(TASK TO COMPLETE) Would you return all of this data exactly, leaving nothing out?

(THE RECORDS)
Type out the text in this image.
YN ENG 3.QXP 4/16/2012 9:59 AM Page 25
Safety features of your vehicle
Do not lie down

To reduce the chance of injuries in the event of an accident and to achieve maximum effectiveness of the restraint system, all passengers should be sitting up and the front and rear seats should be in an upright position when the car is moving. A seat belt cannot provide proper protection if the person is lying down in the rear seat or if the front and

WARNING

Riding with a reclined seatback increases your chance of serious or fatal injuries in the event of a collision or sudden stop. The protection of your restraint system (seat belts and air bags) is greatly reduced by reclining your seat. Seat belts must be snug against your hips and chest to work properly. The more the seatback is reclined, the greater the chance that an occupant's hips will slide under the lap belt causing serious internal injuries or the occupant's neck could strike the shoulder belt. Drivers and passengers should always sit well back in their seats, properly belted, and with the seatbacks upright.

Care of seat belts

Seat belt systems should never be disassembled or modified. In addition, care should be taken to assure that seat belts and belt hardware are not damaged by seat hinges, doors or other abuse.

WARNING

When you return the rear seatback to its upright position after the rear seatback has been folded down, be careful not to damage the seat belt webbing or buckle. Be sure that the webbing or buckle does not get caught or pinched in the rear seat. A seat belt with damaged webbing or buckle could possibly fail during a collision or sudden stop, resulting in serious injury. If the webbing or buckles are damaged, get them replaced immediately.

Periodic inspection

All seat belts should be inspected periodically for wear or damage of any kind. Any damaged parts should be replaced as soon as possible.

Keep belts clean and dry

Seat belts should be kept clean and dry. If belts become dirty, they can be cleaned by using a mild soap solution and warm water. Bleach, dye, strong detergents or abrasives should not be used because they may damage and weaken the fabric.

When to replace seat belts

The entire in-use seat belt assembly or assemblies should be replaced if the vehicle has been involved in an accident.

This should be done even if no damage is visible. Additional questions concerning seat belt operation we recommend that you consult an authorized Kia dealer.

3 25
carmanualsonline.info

(THE COMPLETED TASK)
Type out the text in this image.
YN ENG 3.QXP 4/16/2012 9:59 AM Page 25
Safety features of your vehicle
Do not lie down

To reduce the chance of injuries in the event of an accident and to achieve maximum effectiveness of the restraint system, all passengers should be sitting up and the front and rear seats should be in an upright position when the car is moving. A seat belt cannot provide proper protection if the person is lying down in the rear seat or if the front and

WARNING

Riding with a reclined seatback increases your chance of serious or fatal injuries in the event of a collision or sudden stop. The protection of your restraint system (seat belts and air bags) is greatly reduced by reclining your seat. Seat belts must be snug against your hips and chest to work properly. The more the seatback is reclined, the greater the chance that an occupant's hips will slide under the lap belt causing serious internal injuries or the occupant's neck could strike the shoulder belt. Drivers and passengers should always sit well back in their seats, properly belted, and with the seatbacks upright.

Care of seat belts

Seat belt systems should never be disassembled or modified. In addition, care should be taken to assure that seat belts and belt hardware are not damaged by seat hinges, doors or other abuse.

WARNING

When you return the rear seatback to its upright position after the rear seatback has been folded down, be careful not to damage the seat belt webbing or buckle. Be sure that the webbing or buckle does not get caught or pinched in the rear seat. A seat belt with damaged webbing or buckle could possibly fail during a collision or sudden stop, resulting in serious injury. If the webbing or buckles are damaged, get them replaced immediately.

Periodic inspection

All seat belts should be inspected periodically for wear or damage of any kind. Any damaged parts should be replaced as soon as possible.

Keep belts clean and dry

Seat belts should be kept clean and dry. If belts become dirty, they can be cleaned by using a mild soap solution and warm water. Bleach, dye, strong detergents or abrasives should not be used because they may damage and weaken the fabric.

When to replace seat belts

The entire in-use seat belt assembly or assemblies should be replaced if the vehicle has been involved in an accident.

This should be done even if no damage is visible. Additional questions concerning seat belt operation we recommend that you consult an authorized Kia dealer.

3 25
carmanualsonline.info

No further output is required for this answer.